■ What to produce: Without the images, write out all of the following entries exactly.

■ Stored data:
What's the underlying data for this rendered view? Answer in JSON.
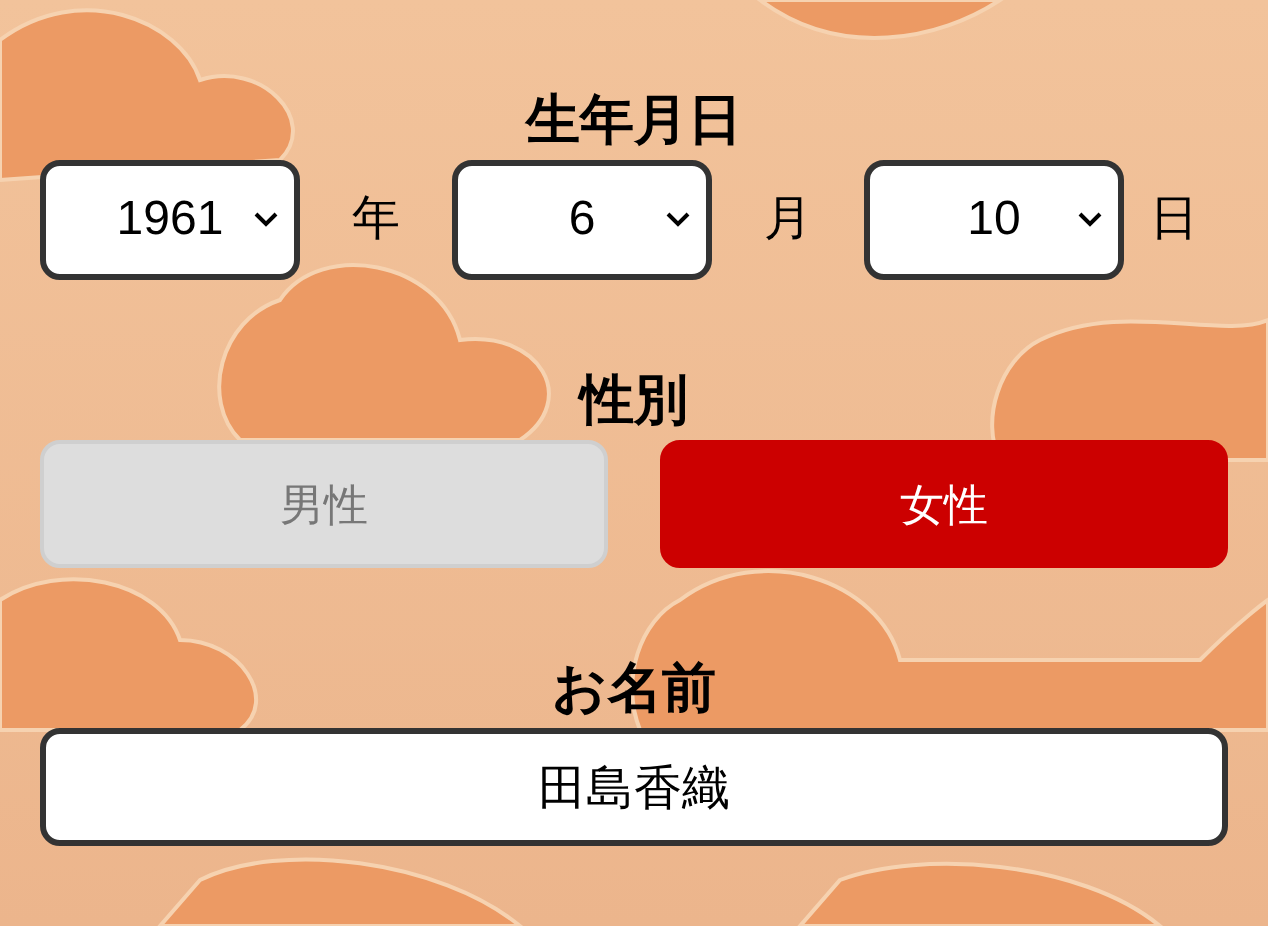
{
  "birth_date": {
    "label": "生年月日",
    "fields": [
      {
        "value": "1961",
        "unit": "年"
      },
      {
        "value": "6",
        "unit": "月"
      },
      {
        "value": "10",
        "unit": "日"
      }
    ]
  },
  "gender": {
    "label": "性別",
    "options": [
      {
        "label": "男性",
        "selected": false
      },
      {
        "label": "女性",
        "selected": true
      }
    ]
  },
  "name": {
    "label": "お名前",
    "value": "田島香織"
  }
}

■ Exercise response:
What's the underlying data for this rendered view? Answer in JSON.
{
  "birth_date": {
    "label": "生年月日",
    "fields": [
      {
        "value": "1961",
        "unit": "年"
      },
      {
        "value": "6",
        "unit": "月"
      },
      {
        "value": "10",
        "unit": "日"
      }
    ]
  },
  "gender": {
    "label": "性別",
    "options": [
      {
        "label": "男性",
        "selected": false
      },
      {
        "label": "女性",
        "selected": true
      }
    ]
  },
  "name": {
    "label": "お名前",
    "value": "田島香織"
  }
}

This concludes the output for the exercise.